Records supplied -
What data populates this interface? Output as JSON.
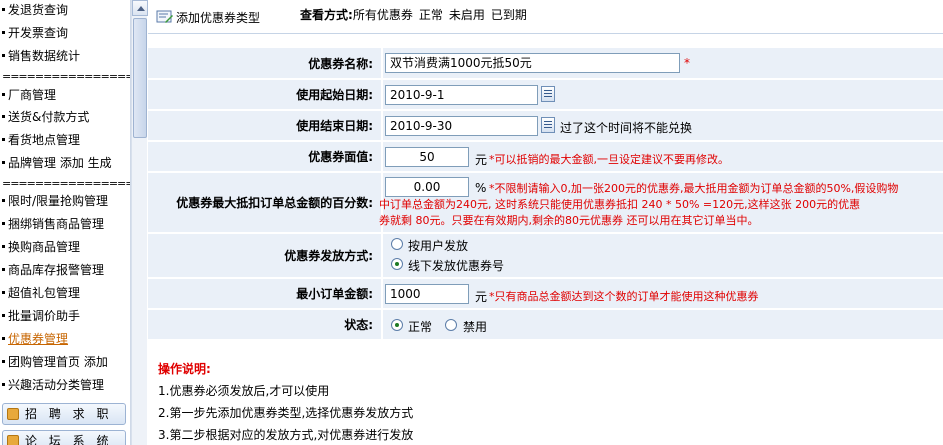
{
  "sidebar": {
    "items_top": [
      {
        "label": "发退货查询"
      },
      {
        "label": "开发票查询"
      },
      {
        "label": "销售数据统计"
      }
    ],
    "separator": "===================",
    "items_mid": [
      {
        "label": "厂商管理"
      },
      {
        "label": "送货&付款方式"
      },
      {
        "label": "看货地点管理"
      },
      {
        "label": "品牌管理 添加 生成"
      }
    ],
    "items_bottom": [
      {
        "label": "限时/限量抢购管理"
      },
      {
        "label": "捆绑销售商品管理"
      },
      {
        "label": "换购商品管理"
      },
      {
        "label": "商品库存报警管理"
      },
      {
        "label": "超值礼包管理"
      },
      {
        "label": "批量调价助手"
      },
      {
        "label": "优惠券管理"
      },
      {
        "label": "团购管理首页 添加"
      },
      {
        "label": "兴趣活动分类管理"
      }
    ],
    "buttons": [
      {
        "label": "招 聘 求 职"
      },
      {
        "label": "论 坛 系 统"
      }
    ]
  },
  "topbar": {
    "add_label": "添加优惠券类型",
    "view_prefix": "查看方式:",
    "view_options": [
      "所有优惠券",
      "正常",
      "未启用",
      "已到期"
    ]
  },
  "form": {
    "name": {
      "label": "优惠券名称:",
      "value": "双节消费满1000元抵50元",
      "required": "*"
    },
    "start_date": {
      "label": "使用起始日期:",
      "value": "2010-9-1"
    },
    "end_date": {
      "label": "使用结束日期:",
      "value": "2010-9-30",
      "hint": "过了这个时间将不能兑换"
    },
    "face_value": {
      "label": "优惠券面值:",
      "value": "50",
      "unit": "元",
      "hint": "*可以抵销的最大金额,一旦设定建议不要再修改。"
    },
    "max_percent": {
      "label": "优惠券最大抵扣订单总金额的百分数:",
      "value": "0.00",
      "unit": "%",
      "hint_line1": "*不限制请输入0,加一张200元的优惠券,最大抵用金额为订单总金额的50%,假设购物",
      "hint_line2": "中订单总金额为240元,  这时系统只能使用优惠券抵扣 240 * 50% =120元,这样这张 200元的优惠",
      "hint_line3": "券就剩 80元。只要在有效期内,剩余的80元优惠券 还可以用在其它订单当中。"
    },
    "issue_method": {
      "label": "优惠券发放方式:",
      "options": [
        "按用户发放",
        "线下发放优惠券号"
      ],
      "selected_index": 1
    },
    "min_order": {
      "label": "最小订单金额:",
      "value": "1000",
      "unit": "元",
      "hint": "*只有商品总金额达到这个数的订单才能使用这种优惠券"
    },
    "status": {
      "label": "状态:",
      "options": [
        "正常",
        "禁用"
      ],
      "selected_index": 0
    }
  },
  "instructions": {
    "title": "操作说明:",
    "lines": [
      "1.优惠券必须发放后,才可以使用",
      "2.第一步先添加优惠券类型,选择优惠券发放方式",
      "3.第二步根据对应的发放方式,对优惠券进行发放"
    ]
  }
}
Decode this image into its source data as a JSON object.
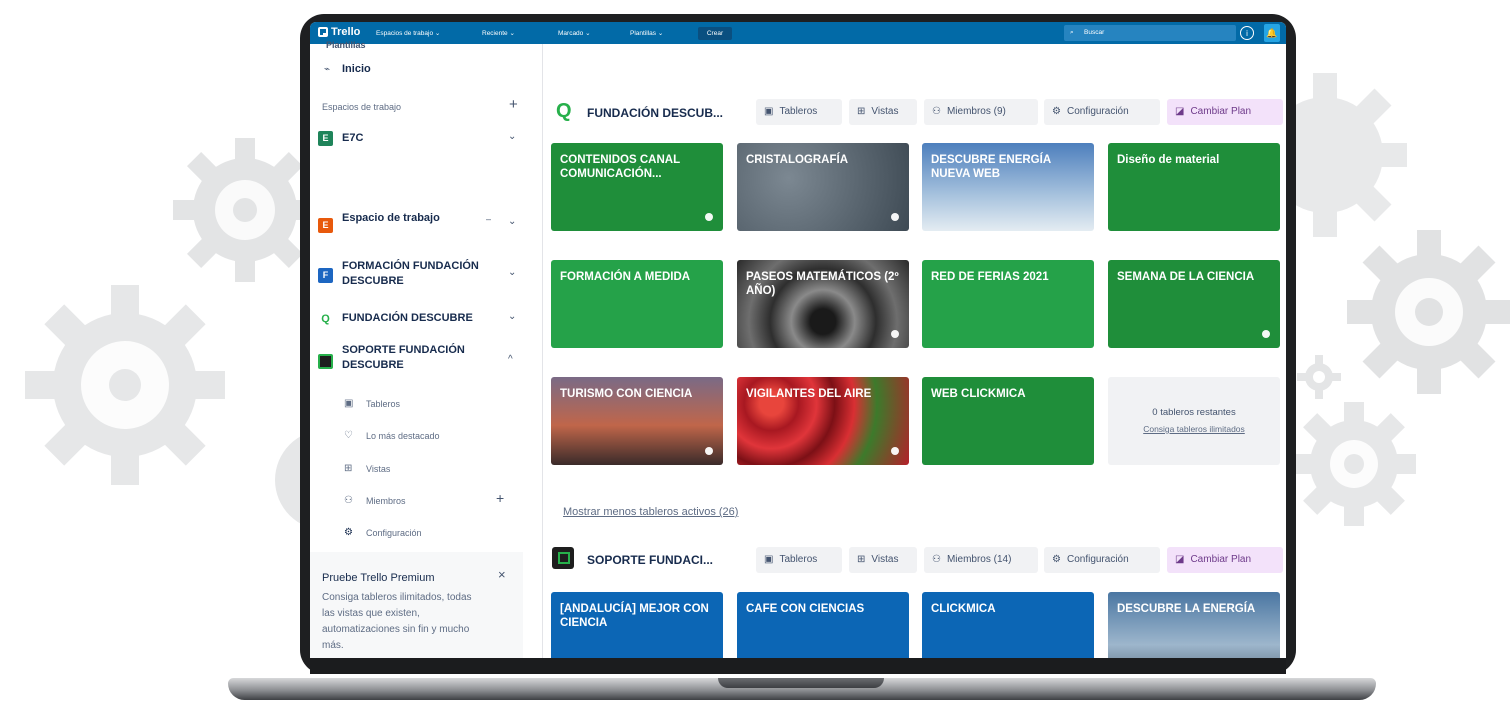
{
  "topbar": {
    "logo": "Trello",
    "menus": [
      "Espacios de trabajo ⌄",
      "Reciente ⌄",
      "Marcado ⌄",
      "Plantillas ⌄"
    ],
    "create": "Crear",
    "search_label": "Buscar",
    "info_icon": "i",
    "bell_icon": "🔔"
  },
  "sidebar": {
    "cut_item": "Plantillas",
    "home": "Inicio",
    "section_title": "Espacios de trabajo",
    "workspaces": [
      {
        "badge": "E",
        "line1": "E7C",
        "line2": "",
        "color": "#1f845a"
      },
      {
        "badge": "E",
        "line1": "Espacio de trabajo",
        "line2": "",
        "color": "#e8590c"
      },
      {
        "badge": "F",
        "line1": "FORMACIÓN FUNDACIÓN",
        "line2": "DESCUBRE",
        "color": "#1d66c1"
      },
      {
        "badge": "Q",
        "line1": "FUNDACIÓN DESCUBRE",
        "line2": "",
        "color": "#ffffff"
      },
      {
        "badge": "",
        "line1": "SOPORTE FUNDACIÓN",
        "line2": "DESCUBRE",
        "color": "#1e1e1e"
      }
    ],
    "sub_items": [
      "Tableros",
      "Lo más destacado",
      "Vistas",
      "Miembros",
      "Configuración"
    ],
    "promo": {
      "title": "Pruebe Trello Premium",
      "close": "×",
      "lines": [
        "Consiga tableros ilimitados, todas",
        "las vistas que existen,",
        "automatizaciones sin fin y mucho",
        "más."
      ]
    }
  },
  "workspace1": {
    "title": "FUNDACIÓN DESCUB...",
    "logo_letter": "Q",
    "buttons": {
      "tableros": "Tableros",
      "vistas": "Vistas",
      "miembros": "Miembros (9)",
      "config": "Configuración",
      "cambiar": "Cambiar Plan"
    },
    "boards": [
      {
        "title": "CONTENIDOS CANAL COMUNICACIÓN...",
        "bg": "#1f8e3a",
        "dot": true
      },
      {
        "title": "CRISTALOGRAFÍA",
        "bg": "#4b5a66",
        "dot": true
      },
      {
        "title": "DESCUBRE ENERGÍA NUEVA WEB",
        "bg": "#6c93bd",
        "dot": false
      },
      {
        "title": "Diseño de material",
        "bg": "#1f8e3a",
        "dot": false
      },
      {
        "title": "FORMACIÓN A MEDIDA",
        "bg": "#25a249",
        "dot": false
      },
      {
        "title": "PASEOS MATEMÁTICOS (2º AÑO)",
        "bg": "#3b3b3b",
        "dot": true
      },
      {
        "title": "RED DE FERIAS 2021",
        "bg": "#25a249",
        "dot": false
      },
      {
        "title": "SEMANA DE LA CIENCIA",
        "bg": "#1f8e3a",
        "dot": true
      },
      {
        "title": "TURISMO CON CIENCIA",
        "bg": "#b5543a",
        "dot": true
      },
      {
        "title": "VIGILANTES DEL AIRE",
        "bg": "#c8232c",
        "dot": true
      },
      {
        "title": "WEB CLICKMICA",
        "bg": "#1f8e3a",
        "dot": false
      }
    ],
    "remaining_title": "0 tableros restantes",
    "remaining_link": "Consiga tableros ilimitados",
    "show_less": "Mostrar menos tableros activos (26)"
  },
  "workspace2": {
    "title": "SOPORTE FUNDACI...",
    "buttons": {
      "tableros": "Tableros",
      "vistas": "Vistas",
      "miembros": "Miembros (14)",
      "config": "Configuración",
      "cambiar": "Cambiar Plan"
    },
    "boards": [
      {
        "title": "[ANDALUCÍA] MEJOR CON CIENCIA",
        "bg": "#0c66b5",
        "dot": true
      },
      {
        "title": "CAFE CON CIENCIAS",
        "bg": "#0c66b5",
        "dot": true
      },
      {
        "title": "CLICKMICA",
        "bg": "#0c66b5",
        "dot": false
      },
      {
        "title": "DESCUBRE LA ENERGÍA",
        "bg": "#5c88ad",
        "dot": false
      }
    ]
  },
  "colors": {
    "topbar": "#026aa7",
    "green": "#1f8e3a",
    "blue": "#0c66b5",
    "purple": "#6e3a8a"
  }
}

Problem description - Provide the number of lines in the data above that contain the string "ilimitados", and nothing else.

Output below - 2